Given problem: All the entries need to be quoted exactly, apart from the pictures, which you should drop.

* * * * * * * * *

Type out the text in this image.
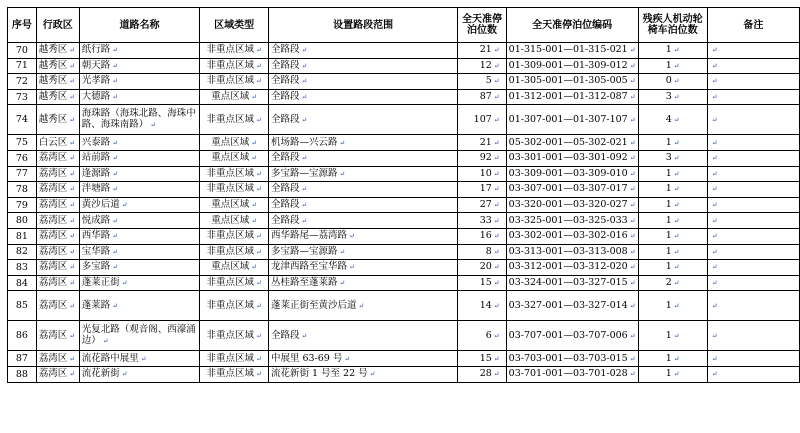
序号	行政区	道路名称	区域类型	设置路段范围	全天准停泊位数	全天准停泊位编码	残疾人机动轮椅车泊位数	备注
70	越秀区 ↵	纸行路 ↵	非重点区域 ↵	全路段 ↵	21 ↵	01-315-001—01-315-021 ↵	1 ↵	↵
71	越秀区 ↵	朝天路 ↵	非重点区域 ↵	全路段 ↵	12 ↵	01-309-001—01-309-012 ↵	1 ↵	↵
72	越秀区 ↵	光孝路 ↵	非重点区域 ↵	全路段 ↵	5 ↵	01-305-001—01-305-005 ↵	0 ↵	↵
73	越秀区 ↵	大德路 ↵	重点区域 ↵	全路段 ↵	87 ↵	01-312-001—01-312-087 ↵	3 ↵	↵
74	越秀区 ↵	海珠路（海珠北路、海珠中路、海珠南路） ↵	非重点区域 ↵	全路段 ↵	107 ↵	01-307-001—01-307-107 ↵	4 ↵	↵
75	白云区 ↵	兴泰路 ↵	重点区域 ↵	机场路—兴云路 ↵	21 ↵	05-302-001—05-302-021 ↵	1 ↵	↵
76	荔湾区 ↵	站前路 ↵	重点区域 ↵	全路段 ↵	92 ↵	03-301-001—03-301-092 ↵	3 ↵	↵
77	荔湾区 ↵	逢源路 ↵	非重点区域 ↵	多宝路—宝源路 ↵	10 ↵	03-309-001—03-309-010 ↵	1 ↵	↵
78	荔湾区 ↵	泮塘路 ↵	非重点区域 ↵	全路段 ↵	17 ↵	03-307-001—03-307-017 ↵	1 ↵	↵
79	荔湾区 ↵	黄沙后道 ↵	重点区域 ↵	全路段 ↵	27 ↵	03-320-001—03-320-027 ↵	1 ↵	↵
80	荔湾区 ↵	悦成路 ↵	重点区域 ↵	全路段 ↵	33 ↵	03-325-001—03-325-033 ↵	1 ↵	↵
81	荔湾区 ↵	西华路 ↵	非重点区域 ↵	西华路尾—荔湾路 ↵	16 ↵	03-302-001—03-302-016 ↵	1 ↵	↵
82	荔湾区 ↵	宝华路 ↵	非重点区域 ↵	多宝路—宝源路 ↵	8 ↵	03-313-001—03-313-008 ↵	1 ↵	↵
83	荔湾区 ↵	多宝路 ↵	重点区域 ↵	龙津西路至宝华路 ↵	20 ↵	03-312-001—03-312-020 ↵	1 ↵	↵
84	荔湾区 ↵	蓬莱正街 ↵	非重点区域 ↵	丛桂路至蓬莱路 ↵	15 ↵	03-324-001—03-327-015 ↵	2 ↵	↵
85	荔湾区 ↵	蓬莱路 ↵	非重点区域 ↵	蓬莱正街至黄沙后道 ↵	14 ↵	03-327-001—03-327-014 ↵	1 ↵	↵
86	荔湾区 ↵	光复北路（观音阁、西濠涌边） ↵	非重点区域 ↵	全路段 ↵	6 ↵	03-707-001—03-707-006 ↵	1 ↵	↵
87	荔湾区 ↵	流花路中展里 ↵	非重点区域 ↵	中展里 63-69 号 ↵	15 ↵	03-703-001—03-703-015 ↵	1 ↵	↵
88	荔湾区 ↵	流花新街 ↵	非重点区域 ↵	流花新街 1 号至 22 号 ↵	28 ↵	03-701-001—03-701-028 ↵	1 ↵	↵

* * * * * * * * *

Solution to this exercise:
Type out the text in this image.
序号	行政区	道路名称	区域类型	设置路段范围	全天准停泊位数	全天准停泊位编码	残疾人机动轮椅车泊位数	备注
70	越秀区 ↵	纸行路 ↵	非重点区域 ↵	全路段 ↵	21 ↵	01-315-001—01-315-021 ↵	1 ↵	↵
71	越秀区 ↵	朝天路 ↵	非重点区域 ↵	全路段 ↵	12 ↵	01-309-001—01-309-012 ↵	1 ↵	↵
72	越秀区 ↵	光孝路 ↵	非重点区域 ↵	全路段 ↵	5 ↵	01-305-001—01-305-005 ↵	0 ↵	↵
73	越秀区 ↵	大德路 ↵	重点区域 ↵	全路段 ↵	87 ↵	01-312-001—01-312-087 ↵	3 ↵	↵
74	越秀区 ↵	海珠路（海珠北路、海珠中路、海珠南路） ↵	非重点区域 ↵	全路段 ↵	107 ↵	01-307-001—01-307-107 ↵	4 ↵	↵
75	白云区 ↵	兴泰路 ↵	重点区域 ↵	机场路—兴云路 ↵	21 ↵	05-302-001—05-302-021 ↵	1 ↵	↵
76	荔湾区 ↵	站前路 ↵	重点区域 ↵	全路段 ↵	92 ↵	03-301-001—03-301-092 ↵	3 ↵	↵
77	荔湾区 ↵	逢源路 ↵	非重点区域 ↵	多宝路—宝源路 ↵	10 ↵	03-309-001—03-309-010 ↵	1 ↵	↵
78	荔湾区 ↵	泮塘路 ↵	非重点区域 ↵	全路段 ↵	17 ↵	03-307-001—03-307-017 ↵	1 ↵	↵
79	荔湾区 ↵	黄沙后道 ↵	重点区域 ↵	全路段 ↵	27 ↵	03-320-001—03-320-027 ↵	1 ↵	↵
80	荔湾区 ↵	悦成路 ↵	重点区域 ↵	全路段 ↵	33 ↵	03-325-001—03-325-033 ↵	1 ↵	↵
81	荔湾区 ↵	西华路 ↵	非重点区域 ↵	西华路尾—荔湾路 ↵	16 ↵	03-302-001—03-302-016 ↵	1 ↵	↵
82	荔湾区 ↵	宝华路 ↵	非重点区域 ↵	多宝路—宝源路 ↵	8 ↵	03-313-001—03-313-008 ↵	1 ↵	↵
83	荔湾区 ↵	多宝路 ↵	重点区域 ↵	龙津西路至宝华路 ↵	20 ↵	03-312-001—03-312-020 ↵	1 ↵	↵
84	荔湾区 ↵	蓬莱正街 ↵	非重点区域 ↵	丛桂路至蓬莱路 ↵	15 ↵	03-324-001—03-327-015 ↵	2 ↵	↵
85	荔湾区 ↵	蓬莱路 ↵	非重点区域 ↵	蓬莱正街至黄沙后道 ↵	14 ↵	03-327-001—03-327-014 ↵	1 ↵	↵
86	荔湾区 ↵	光复北路（观音阁、西濠涌边） ↵	非重点区域 ↵	全路段 ↵	6 ↵	03-707-001—03-707-006 ↵	1 ↵	↵
87	荔湾区 ↵	流花路中展里 ↵	非重点区域 ↵	中展里 63-69 号 ↵	15 ↵	03-703-001—03-703-015 ↵	1 ↵	↵
88	荔湾区 ↵	流花新街 ↵	非重点区域 ↵	流花新街 1 号至 22 号 ↵	28 ↵	03-701-001—03-701-028 ↵	1 ↵	↵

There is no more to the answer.